• Problem description: Rewrite each line of the material below as an item in a numbered list, skipping blank lines and leaving the pictures out.

#####

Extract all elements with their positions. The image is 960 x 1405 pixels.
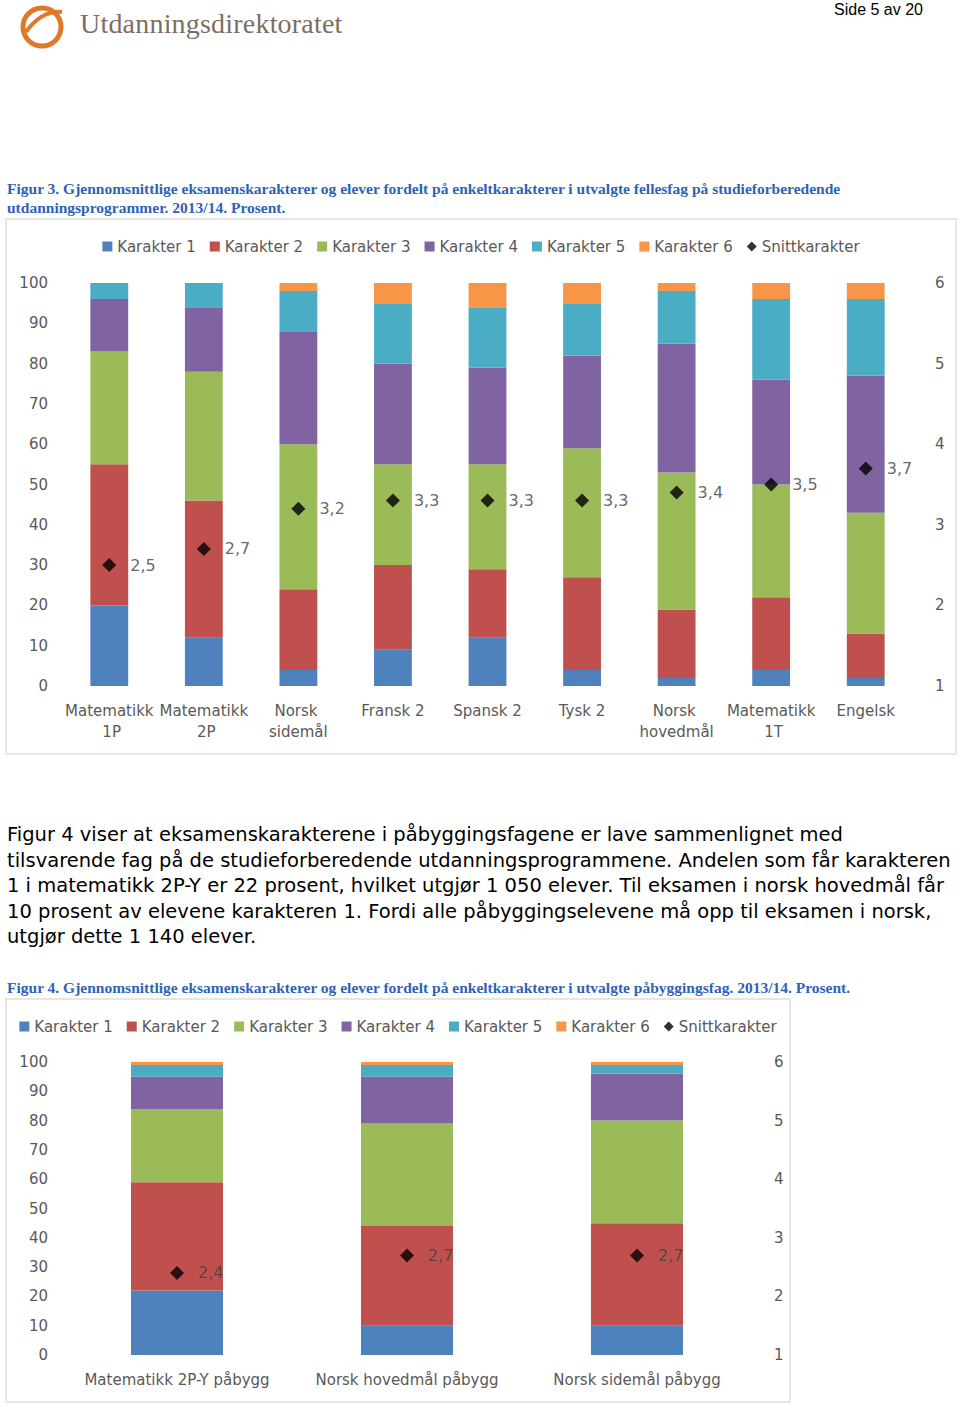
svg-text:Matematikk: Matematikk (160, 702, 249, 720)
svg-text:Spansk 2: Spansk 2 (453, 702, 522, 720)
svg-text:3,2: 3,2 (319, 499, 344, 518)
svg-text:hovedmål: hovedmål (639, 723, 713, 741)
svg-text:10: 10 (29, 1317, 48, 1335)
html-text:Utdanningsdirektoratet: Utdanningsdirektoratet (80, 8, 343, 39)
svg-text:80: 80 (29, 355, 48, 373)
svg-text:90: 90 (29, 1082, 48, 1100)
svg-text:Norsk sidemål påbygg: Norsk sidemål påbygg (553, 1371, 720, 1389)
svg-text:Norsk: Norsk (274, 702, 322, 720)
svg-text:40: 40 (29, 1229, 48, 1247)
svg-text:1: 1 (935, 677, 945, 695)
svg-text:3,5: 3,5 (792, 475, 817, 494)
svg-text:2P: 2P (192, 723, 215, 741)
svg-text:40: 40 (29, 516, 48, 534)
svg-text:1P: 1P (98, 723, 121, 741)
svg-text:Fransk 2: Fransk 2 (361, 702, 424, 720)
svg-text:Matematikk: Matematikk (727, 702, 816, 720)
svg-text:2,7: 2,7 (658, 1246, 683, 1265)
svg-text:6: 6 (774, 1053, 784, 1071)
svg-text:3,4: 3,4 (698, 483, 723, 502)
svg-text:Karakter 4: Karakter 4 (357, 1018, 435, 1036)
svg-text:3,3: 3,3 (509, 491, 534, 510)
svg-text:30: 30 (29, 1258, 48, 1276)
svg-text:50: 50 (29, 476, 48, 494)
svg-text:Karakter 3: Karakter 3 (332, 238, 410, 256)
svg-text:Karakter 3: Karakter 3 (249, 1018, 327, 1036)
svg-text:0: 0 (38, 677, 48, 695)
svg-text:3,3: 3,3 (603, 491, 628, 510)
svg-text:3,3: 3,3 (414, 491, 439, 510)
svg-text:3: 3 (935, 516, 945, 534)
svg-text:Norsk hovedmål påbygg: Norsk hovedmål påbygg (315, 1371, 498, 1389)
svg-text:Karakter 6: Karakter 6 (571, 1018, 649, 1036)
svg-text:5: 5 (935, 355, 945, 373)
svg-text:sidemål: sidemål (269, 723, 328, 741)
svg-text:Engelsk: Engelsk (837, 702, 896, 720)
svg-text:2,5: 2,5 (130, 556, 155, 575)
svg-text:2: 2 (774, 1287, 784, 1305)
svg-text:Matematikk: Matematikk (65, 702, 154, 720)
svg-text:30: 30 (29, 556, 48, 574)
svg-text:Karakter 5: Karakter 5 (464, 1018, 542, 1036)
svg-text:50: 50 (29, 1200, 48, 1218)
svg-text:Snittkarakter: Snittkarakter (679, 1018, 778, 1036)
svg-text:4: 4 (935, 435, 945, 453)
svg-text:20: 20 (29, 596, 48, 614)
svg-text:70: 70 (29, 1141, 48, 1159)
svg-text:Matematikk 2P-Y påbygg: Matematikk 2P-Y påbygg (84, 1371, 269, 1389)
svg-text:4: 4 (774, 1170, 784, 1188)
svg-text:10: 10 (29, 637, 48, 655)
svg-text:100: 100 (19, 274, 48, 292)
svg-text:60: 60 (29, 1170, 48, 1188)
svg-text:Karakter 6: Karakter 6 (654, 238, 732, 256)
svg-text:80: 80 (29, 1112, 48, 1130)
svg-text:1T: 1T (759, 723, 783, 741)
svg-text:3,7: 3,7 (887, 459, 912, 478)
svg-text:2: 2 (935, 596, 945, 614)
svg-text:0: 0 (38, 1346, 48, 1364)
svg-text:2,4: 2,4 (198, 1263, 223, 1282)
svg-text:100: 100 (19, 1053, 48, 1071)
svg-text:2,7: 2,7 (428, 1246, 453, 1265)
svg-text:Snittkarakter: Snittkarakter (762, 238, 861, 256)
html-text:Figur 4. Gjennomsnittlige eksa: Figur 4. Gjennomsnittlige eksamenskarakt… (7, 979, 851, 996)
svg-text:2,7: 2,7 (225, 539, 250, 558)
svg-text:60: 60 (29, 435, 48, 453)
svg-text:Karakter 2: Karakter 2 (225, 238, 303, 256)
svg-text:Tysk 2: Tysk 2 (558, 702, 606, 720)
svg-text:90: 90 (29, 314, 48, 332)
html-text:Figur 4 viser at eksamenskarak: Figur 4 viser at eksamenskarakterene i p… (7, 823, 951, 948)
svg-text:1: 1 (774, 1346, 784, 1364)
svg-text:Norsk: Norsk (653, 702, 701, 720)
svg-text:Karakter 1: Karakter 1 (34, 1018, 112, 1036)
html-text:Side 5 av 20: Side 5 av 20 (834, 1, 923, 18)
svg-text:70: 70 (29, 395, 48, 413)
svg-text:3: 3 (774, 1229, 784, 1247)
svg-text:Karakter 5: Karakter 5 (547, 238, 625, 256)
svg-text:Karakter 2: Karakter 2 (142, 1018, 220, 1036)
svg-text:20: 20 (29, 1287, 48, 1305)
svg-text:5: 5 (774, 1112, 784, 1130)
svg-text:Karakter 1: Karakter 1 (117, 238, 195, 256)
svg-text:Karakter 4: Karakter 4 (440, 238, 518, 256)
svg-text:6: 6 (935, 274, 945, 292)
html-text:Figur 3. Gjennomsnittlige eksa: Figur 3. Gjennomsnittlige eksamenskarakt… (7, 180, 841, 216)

#####

• Solution to the problem:
1. Extract all elements with their positions. The image is 960 x 1405 pixels.
2. svg-text:Matematikk: Matematikk (160, 702, 249, 720)
3. svg-text:Spansk 2: Spansk 2 (453, 702, 522, 720)
4. svg-text:3,2: 3,2 (319, 499, 344, 518)
5. svg-text:hovedmål: hovedmål (639, 723, 713, 741)
6. svg-text:10: 10 (29, 1317, 48, 1335)
7. html-text:Utdanningsdirektoratet: Utdanningsdirektoratet (80, 8, 343, 39)
8. svg-text:80: 80 (29, 355, 48, 373)
9. svg-text:90: 90 (29, 1082, 48, 1100)
10. svg-text:Norsk sidemål påbygg: Norsk sidemål påbygg (553, 1371, 720, 1389)
11. svg-text:Norsk: Norsk (274, 702, 322, 720)
12. svg-text:40: 40 (29, 1229, 48, 1247)
13. svg-text:1: 1 (935, 677, 945, 695)
14. svg-text:3,5: 3,5 (792, 475, 817, 494)
15. svg-text:2P: 2P (192, 723, 215, 741)
16. svg-text:40: 40 (29, 516, 48, 534)
17. svg-text:1P: 1P (98, 723, 121, 741)
18. svg-text:Fransk 2: Fransk 2 (361, 702, 424, 720)
19. svg-text:Matematikk: Matematikk (727, 702, 816, 720)
20. svg-text:2,7: 2,7 (658, 1246, 683, 1265)
21. svg-text:6: 6 (774, 1053, 784, 1071)
22. svg-text:3,4: 3,4 (698, 483, 723, 502)
23. svg-text:Karakter 4: Karakter 4 (357, 1018, 435, 1036)
24. svg-text:3,3: 3,3 (509, 491, 534, 510)
25. svg-text:30: 30 (29, 1258, 48, 1276)
26. svg-text:50: 50 (29, 476, 48, 494)
27. svg-text:Karakter 3: Karakter 3 (332, 238, 410, 256)
28. svg-text:Karakter 3: Karakter 3 (249, 1018, 327, 1036)
29. svg-text:0: 0 (38, 677, 48, 695)
30. svg-text:3,3: 3,3 (603, 491, 628, 510)
31. svg-text:3,3: 3,3 (414, 491, 439, 510)
32. svg-text:3: 3 (935, 516, 945, 534)
33. svg-text:Norsk hovedmål påbygg: Norsk hovedmål påbygg (315, 1371, 498, 1389)
34. svg-text:Karakter 6: Karakter 6 (571, 1018, 649, 1036)
35. svg-text:5: 5 (935, 355, 945, 373)
36. svg-text:sidemål: sidemål (269, 723, 328, 741)
37. svg-text:Engelsk: Engelsk (837, 702, 896, 720)
38. svg-text:2,5: 2,5 (130, 556, 155, 575)
39. svg-text:2: 2 (774, 1287, 784, 1305)
40. svg-text:Matematikk: Matematikk (65, 702, 154, 720)
41. svg-text:30: 30 (29, 556, 48, 574)
42. svg-text:Karakter 5: Karakter 5 (464, 1018, 542, 1036)
43. svg-text:50: 50 (29, 1200, 48, 1218)
44. svg-text:Snittkarakter: Snittkarakter (679, 1018, 778, 1036)
45. svg-text:4: 4 (935, 435, 945, 453)
46. svg-text:20: 20 (29, 596, 48, 614)
47. svg-text:70: 70 (29, 1141, 48, 1159)
48. svg-text:Matematikk 2P-Y påbygg: Matematikk 2P-Y påbygg (84, 1371, 269, 1389)
49. svg-text:4: 4 (774, 1170, 784, 1188)
50. svg-text:10: 10 (29, 637, 48, 655)
51. svg-text:100: 100 (19, 274, 48, 292)
52. svg-text:60: 60 (29, 1170, 48, 1188)
53. svg-text:Karakter 6: Karakter 6 (654, 238, 732, 256)
54. svg-text:80: 80 (29, 1112, 48, 1130)
55. svg-text:1T: 1T (759, 723, 783, 741)
56. svg-text:3,7: 3,7 (887, 459, 912, 478)
57. svg-text:2: 2 (935, 596, 945, 614)
58. svg-text:0: 0 (38, 1346, 48, 1364)
59. svg-text:2,4: 2,4 (198, 1263, 223, 1282)
60. svg-text:100: 100 (19, 1053, 48, 1071)
61. svg-text:2,7: 2,7 (428, 1246, 453, 1265)
62. svg-text:Snittkarakter: Snittkarakter (762, 238, 861, 256)
63. html-text:Figur 4. Gjennomsnittlige eksa: Figur 4. Gjennomsnittlige eksamenskarakt… (7, 979, 851, 996)
64. svg-text:2,7: 2,7 (225, 539, 250, 558)
65. svg-text:60: 60 (29, 435, 48, 453)
66. svg-text:Karakter 2: Karakter 2 (225, 238, 303, 256)
67. svg-text:Tysk 2: Tysk 2 (558, 702, 606, 720)
68. svg-text:90: 90 (29, 314, 48, 332)
69. html-text:Figur 4 viser at eksamenskarak: Figur 4 viser at eksamenskarakterene i p… (7, 823, 951, 948)
70. svg-text:1: 1 (774, 1346, 784, 1364)
71. svg-text:Norsk: Norsk (653, 702, 701, 720)
72. svg-text:Karakter 1: Karakter 1 (34, 1018, 112, 1036)
73. html-text:Side 5 av 20: Side 5 av 20 (834, 1, 923, 18)
74. svg-text:70: 70 (29, 395, 48, 413)
75. svg-text:3: 3 (774, 1229, 784, 1247)
76. svg-text:Karakter 5: Karakter 5 (547, 238, 625, 256)
77. svg-text:Karakter 2: Karakter 2 (142, 1018, 220, 1036)
78. svg-text:20: 20 (29, 1287, 48, 1305)
79. svg-text:5: 5 (774, 1112, 784, 1130)
80. svg-text:Karakter 1: Karakter 1 (117, 238, 195, 256)
81. svg-text:Karakter 4: Karakter 4 (440, 238, 518, 256)
82. svg-text:6: 6 (935, 274, 945, 292)
83. html-text:Figur 3. Gjennomsnittlige eksa: Figur 3. Gjennomsnittlige eksamenskarakt… (7, 180, 841, 216)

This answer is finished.